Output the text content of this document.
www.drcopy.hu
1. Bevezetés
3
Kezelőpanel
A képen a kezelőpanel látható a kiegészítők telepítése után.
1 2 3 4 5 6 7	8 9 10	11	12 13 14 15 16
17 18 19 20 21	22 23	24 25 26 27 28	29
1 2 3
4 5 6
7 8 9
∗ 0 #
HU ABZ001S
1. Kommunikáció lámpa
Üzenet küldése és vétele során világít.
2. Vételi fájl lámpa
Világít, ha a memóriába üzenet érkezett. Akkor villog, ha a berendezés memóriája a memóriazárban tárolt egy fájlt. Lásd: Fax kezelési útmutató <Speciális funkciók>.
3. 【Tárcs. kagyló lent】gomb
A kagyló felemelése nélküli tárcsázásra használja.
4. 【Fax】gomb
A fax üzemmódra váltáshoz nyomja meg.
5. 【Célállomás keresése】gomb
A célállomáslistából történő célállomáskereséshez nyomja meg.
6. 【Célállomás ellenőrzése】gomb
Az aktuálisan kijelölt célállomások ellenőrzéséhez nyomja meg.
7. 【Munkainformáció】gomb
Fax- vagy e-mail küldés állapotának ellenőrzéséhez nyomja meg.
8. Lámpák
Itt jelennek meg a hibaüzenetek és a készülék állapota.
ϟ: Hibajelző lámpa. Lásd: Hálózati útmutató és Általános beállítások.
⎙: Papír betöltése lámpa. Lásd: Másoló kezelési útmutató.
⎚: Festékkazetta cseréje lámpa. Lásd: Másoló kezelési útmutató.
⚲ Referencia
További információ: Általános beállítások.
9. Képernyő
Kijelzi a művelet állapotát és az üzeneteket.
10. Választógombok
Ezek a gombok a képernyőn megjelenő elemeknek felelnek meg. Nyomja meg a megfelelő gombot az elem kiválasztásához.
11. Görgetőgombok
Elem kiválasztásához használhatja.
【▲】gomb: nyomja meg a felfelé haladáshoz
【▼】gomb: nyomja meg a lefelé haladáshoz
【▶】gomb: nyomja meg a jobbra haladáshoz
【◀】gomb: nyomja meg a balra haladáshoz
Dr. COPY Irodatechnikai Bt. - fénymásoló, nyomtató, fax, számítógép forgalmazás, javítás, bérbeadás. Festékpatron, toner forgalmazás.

☆ ☆ ☆ ☆

EXERCISE REQUIREMENTS: Where a line of the entries contains the word "beállítások", copy that line.

ANSWER FOR THIS EXERCISE:
ϟ: Hibajelző lámpa. Lásd: Hálózati útmutató és Általános beállítások.
További információ: Általános beállítások.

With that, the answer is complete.